Given exercise:
Make a tally of the lines in the records that include the string "color", and give only that number.

--- start of Data listing ---

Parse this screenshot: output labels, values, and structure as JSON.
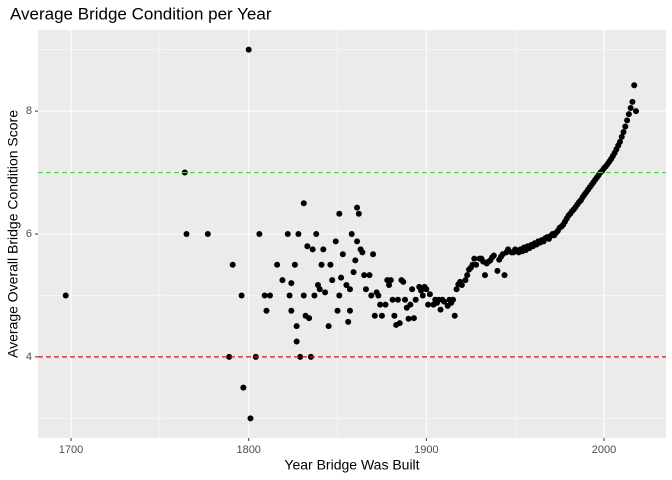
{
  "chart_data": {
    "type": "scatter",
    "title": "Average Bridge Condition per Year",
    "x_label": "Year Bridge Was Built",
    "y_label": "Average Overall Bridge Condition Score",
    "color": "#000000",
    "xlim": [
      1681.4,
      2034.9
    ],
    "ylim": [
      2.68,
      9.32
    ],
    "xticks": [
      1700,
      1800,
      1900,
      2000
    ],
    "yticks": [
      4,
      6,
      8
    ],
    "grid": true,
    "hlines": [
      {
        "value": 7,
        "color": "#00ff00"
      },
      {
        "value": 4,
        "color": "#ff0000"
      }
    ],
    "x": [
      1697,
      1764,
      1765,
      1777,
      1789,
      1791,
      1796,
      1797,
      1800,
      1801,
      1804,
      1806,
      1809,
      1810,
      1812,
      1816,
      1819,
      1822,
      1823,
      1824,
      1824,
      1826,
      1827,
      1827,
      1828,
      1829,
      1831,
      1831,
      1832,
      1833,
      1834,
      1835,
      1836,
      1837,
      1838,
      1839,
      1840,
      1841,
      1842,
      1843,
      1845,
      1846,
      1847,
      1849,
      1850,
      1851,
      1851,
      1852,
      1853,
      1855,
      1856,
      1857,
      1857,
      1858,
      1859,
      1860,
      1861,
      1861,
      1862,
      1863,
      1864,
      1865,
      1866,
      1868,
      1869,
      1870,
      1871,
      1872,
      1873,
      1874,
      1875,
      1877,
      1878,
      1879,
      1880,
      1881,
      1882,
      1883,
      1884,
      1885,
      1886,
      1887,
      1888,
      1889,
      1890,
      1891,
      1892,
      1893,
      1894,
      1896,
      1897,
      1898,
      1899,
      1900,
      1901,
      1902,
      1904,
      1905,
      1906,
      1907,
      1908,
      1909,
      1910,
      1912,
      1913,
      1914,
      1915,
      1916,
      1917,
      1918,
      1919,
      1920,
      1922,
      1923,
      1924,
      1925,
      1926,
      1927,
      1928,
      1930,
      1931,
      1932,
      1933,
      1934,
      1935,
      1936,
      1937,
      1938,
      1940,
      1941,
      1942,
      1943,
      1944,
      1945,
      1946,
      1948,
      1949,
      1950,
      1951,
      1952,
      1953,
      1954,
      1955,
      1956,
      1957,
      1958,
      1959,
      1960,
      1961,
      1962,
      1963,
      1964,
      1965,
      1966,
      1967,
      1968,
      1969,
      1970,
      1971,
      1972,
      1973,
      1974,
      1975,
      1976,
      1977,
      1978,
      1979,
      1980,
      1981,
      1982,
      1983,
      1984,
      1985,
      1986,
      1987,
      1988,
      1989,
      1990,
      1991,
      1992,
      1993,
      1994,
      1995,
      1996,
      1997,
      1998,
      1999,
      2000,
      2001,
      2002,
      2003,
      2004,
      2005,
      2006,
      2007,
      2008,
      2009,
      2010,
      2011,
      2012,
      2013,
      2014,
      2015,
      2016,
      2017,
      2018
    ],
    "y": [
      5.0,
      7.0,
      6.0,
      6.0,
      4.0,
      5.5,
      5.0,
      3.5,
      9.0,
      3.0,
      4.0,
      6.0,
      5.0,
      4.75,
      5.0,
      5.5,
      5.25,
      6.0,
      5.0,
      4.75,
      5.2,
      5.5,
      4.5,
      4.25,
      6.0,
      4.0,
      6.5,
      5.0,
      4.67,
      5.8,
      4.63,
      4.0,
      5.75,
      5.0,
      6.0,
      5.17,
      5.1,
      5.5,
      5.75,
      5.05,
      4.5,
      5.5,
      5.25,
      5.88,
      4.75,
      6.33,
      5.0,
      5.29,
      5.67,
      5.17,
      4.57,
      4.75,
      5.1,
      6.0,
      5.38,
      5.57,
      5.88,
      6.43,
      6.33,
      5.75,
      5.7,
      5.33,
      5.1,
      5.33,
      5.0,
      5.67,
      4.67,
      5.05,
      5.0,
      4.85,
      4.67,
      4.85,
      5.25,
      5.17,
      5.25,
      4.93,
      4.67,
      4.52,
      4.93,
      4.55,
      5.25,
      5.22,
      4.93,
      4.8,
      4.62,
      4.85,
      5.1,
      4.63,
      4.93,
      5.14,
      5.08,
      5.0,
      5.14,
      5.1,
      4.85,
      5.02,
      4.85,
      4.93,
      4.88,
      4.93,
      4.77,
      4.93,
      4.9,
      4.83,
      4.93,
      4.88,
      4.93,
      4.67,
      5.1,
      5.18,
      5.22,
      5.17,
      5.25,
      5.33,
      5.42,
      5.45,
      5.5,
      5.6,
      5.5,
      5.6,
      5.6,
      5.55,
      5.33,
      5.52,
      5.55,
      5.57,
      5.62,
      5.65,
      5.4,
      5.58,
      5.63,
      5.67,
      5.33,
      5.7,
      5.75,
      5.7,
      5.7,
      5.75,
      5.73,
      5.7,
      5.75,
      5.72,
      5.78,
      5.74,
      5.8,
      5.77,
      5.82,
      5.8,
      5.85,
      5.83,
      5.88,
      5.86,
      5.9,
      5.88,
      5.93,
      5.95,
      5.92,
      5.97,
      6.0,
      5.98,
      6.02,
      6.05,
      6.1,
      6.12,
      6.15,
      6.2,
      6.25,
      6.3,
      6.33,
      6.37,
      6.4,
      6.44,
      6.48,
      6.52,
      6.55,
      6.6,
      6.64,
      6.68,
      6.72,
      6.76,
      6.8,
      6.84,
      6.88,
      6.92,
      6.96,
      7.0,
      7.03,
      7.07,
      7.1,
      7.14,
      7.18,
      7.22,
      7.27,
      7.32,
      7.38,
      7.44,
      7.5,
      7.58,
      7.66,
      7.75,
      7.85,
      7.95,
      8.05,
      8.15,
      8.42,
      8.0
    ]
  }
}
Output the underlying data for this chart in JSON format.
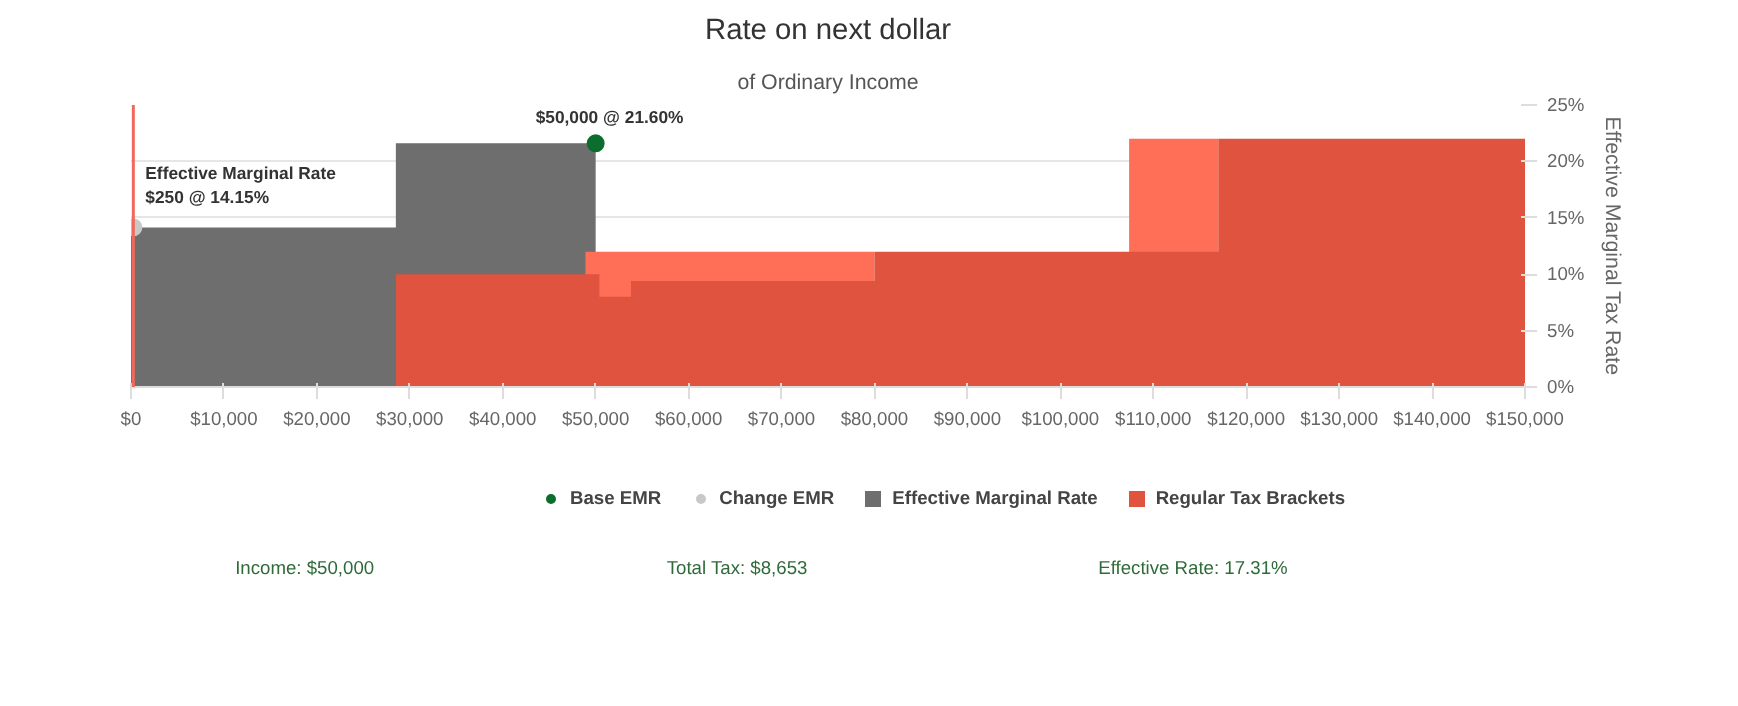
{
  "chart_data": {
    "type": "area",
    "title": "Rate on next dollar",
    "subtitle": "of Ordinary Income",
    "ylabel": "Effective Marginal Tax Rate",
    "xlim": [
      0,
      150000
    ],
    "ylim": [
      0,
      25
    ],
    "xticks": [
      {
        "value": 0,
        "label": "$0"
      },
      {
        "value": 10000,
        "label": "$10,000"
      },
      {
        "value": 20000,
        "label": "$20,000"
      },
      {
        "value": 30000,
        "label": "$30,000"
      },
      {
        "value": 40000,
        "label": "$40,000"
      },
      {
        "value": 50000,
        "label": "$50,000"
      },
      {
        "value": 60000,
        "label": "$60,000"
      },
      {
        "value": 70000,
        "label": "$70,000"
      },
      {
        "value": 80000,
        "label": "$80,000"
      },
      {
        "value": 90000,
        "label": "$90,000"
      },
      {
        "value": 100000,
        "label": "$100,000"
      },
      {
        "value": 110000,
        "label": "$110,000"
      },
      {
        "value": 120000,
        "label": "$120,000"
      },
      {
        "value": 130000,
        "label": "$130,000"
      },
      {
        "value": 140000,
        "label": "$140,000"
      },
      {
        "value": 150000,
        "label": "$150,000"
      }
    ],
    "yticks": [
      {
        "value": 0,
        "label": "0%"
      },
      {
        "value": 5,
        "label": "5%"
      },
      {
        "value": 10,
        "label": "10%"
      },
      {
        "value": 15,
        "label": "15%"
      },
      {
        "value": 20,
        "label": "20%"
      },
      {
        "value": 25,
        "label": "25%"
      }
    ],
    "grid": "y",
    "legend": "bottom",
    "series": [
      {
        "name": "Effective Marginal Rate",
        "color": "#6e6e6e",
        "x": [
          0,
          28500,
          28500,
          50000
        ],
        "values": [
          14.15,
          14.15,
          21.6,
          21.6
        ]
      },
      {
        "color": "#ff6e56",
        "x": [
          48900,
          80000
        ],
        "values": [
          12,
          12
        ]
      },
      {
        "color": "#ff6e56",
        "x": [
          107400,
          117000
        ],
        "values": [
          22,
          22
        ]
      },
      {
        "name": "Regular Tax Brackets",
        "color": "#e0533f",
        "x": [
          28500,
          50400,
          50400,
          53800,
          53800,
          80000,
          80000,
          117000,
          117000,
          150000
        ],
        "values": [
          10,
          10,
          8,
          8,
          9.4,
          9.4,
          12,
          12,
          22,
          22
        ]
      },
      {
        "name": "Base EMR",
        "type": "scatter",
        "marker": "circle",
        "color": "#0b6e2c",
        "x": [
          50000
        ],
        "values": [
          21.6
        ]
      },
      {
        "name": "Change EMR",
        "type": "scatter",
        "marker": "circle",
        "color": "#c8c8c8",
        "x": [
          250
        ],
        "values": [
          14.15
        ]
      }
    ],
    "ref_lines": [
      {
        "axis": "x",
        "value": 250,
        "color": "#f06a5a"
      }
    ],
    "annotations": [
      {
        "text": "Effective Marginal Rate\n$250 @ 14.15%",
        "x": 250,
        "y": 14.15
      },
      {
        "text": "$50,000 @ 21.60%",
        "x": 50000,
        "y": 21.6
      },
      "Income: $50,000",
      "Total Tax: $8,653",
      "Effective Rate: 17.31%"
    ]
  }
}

--- end of Data listing ---

Correct output:
10